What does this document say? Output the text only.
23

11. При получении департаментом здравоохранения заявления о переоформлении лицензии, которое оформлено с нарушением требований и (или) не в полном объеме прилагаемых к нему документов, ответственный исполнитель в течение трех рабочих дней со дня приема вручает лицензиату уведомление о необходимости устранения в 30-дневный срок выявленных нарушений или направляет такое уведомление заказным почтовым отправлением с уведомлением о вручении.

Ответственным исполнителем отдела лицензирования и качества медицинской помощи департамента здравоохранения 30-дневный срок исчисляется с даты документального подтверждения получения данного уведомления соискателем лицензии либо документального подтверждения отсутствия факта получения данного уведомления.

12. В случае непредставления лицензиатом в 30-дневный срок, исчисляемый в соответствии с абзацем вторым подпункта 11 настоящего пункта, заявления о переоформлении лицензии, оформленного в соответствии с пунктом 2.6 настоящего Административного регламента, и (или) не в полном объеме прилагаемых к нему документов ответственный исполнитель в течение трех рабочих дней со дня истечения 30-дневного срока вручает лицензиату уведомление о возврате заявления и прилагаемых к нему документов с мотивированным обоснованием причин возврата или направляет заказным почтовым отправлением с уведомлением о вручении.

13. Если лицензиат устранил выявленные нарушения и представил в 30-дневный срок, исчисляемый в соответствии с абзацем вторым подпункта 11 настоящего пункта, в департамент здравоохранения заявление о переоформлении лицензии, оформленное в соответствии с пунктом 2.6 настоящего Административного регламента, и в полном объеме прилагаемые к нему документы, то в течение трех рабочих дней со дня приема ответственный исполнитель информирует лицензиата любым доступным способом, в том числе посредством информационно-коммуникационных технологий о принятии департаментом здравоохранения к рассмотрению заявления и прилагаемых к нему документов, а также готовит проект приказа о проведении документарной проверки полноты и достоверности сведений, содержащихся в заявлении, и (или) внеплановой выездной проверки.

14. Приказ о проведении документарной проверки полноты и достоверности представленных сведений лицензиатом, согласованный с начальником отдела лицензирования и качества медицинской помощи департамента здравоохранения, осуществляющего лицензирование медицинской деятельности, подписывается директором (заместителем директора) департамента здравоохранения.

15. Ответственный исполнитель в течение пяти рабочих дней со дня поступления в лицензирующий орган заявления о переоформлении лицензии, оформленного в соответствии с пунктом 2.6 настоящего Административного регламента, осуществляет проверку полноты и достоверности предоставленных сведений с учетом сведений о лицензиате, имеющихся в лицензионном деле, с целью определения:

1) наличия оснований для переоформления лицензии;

————————

Exercise directions: Restate the records, all of them, precisely as written.

Complete output:
What does this document say? Output the text only.
23

11. При получении департаментом здравоохранения заявления о переоформлении лицензии, которое оформлено с нарушением требований и (или) не в полном объеме прилагаемых к нему документов, ответственный исполнитель в течение трех рабочих дней со дня приема вручает лицензиату уведомление о необходимости устранения в 30-дневный срок выявленных нарушений или направляет такое уведомление заказным почтовым отправлением с уведомлением о вручении.

Ответственным исполнителем отдела лицензирования и качества медицинской помощи департамента здравоохранения 30-дневный срок исчисляется с даты документального подтверждения получения данного уведомления соискателем лицензии либо документального подтверждения отсутствия факта получения данного уведомления.

12. В случае непредставления лицензиатом в 30-дневный срок, исчисляемый в соответствии с абзацем вторым подпункта 11 настоящего пункта, заявления о переоформлении лицензии, оформленного в соответствии с пунктом 2.6 настоящего Административного регламента, и (или) не в полном объеме прилагаемых к нему документов ответственный исполнитель в течение трех рабочих дней со дня истечения 30-дневного срока вручает лицензиату уведомление о возврате заявления и прилагаемых к нему документов с мотивированным обоснованием причин возврата или направляет заказным почтовым отправлением с уведомлением о вручении.

13. Если лицензиат устранил выявленные нарушения и представил в 30-дневный срок, исчисляемый в соответствии с абзацем вторым подпункта 11 настоящего пункта, в департамент здравоохранения заявление о переоформлении лицензии, оформленное в соответствии с пунктом 2.6 настоящего Административного регламента, и в полном объеме прилагаемые к нему документы, то в течение трех рабочих дней со дня приема ответственный исполнитель информирует лицензиата любым доступным способом, в том числе посредством информационно-коммуникационных технологий о принятии департаментом здравоохранения к рассмотрению заявления и прилагаемых к нему документов, а также готовит проект приказа о проведении документарной проверки полноты и достоверности сведений, содержащихся в заявлении, и (или) внеплановой выездной проверки.

14. Приказ о проведении документарной проверки полноты и достоверности представленных сведений лицензиатом, согласованный с начальником отдела лицензирования и качества медицинской помощи департамента здравоохранения, осуществляющего лицензирование медицинской деятельности, подписывается директором (заместителем директора) департамента здравоохранения.

15. Ответственный исполнитель в течение пяти рабочих дней со дня поступления в лицензирующий орган заявления о переоформлении лицензии, оформленного в соответствии с пунктом 2.6 настоящего Административного регламента, осуществляет проверку полноты и достоверности предоставленных сведений с учетом сведений о лицензиате, имеющихся в лицензионном деле, с целью определения:

1) наличия оснований для переоформления лицензии;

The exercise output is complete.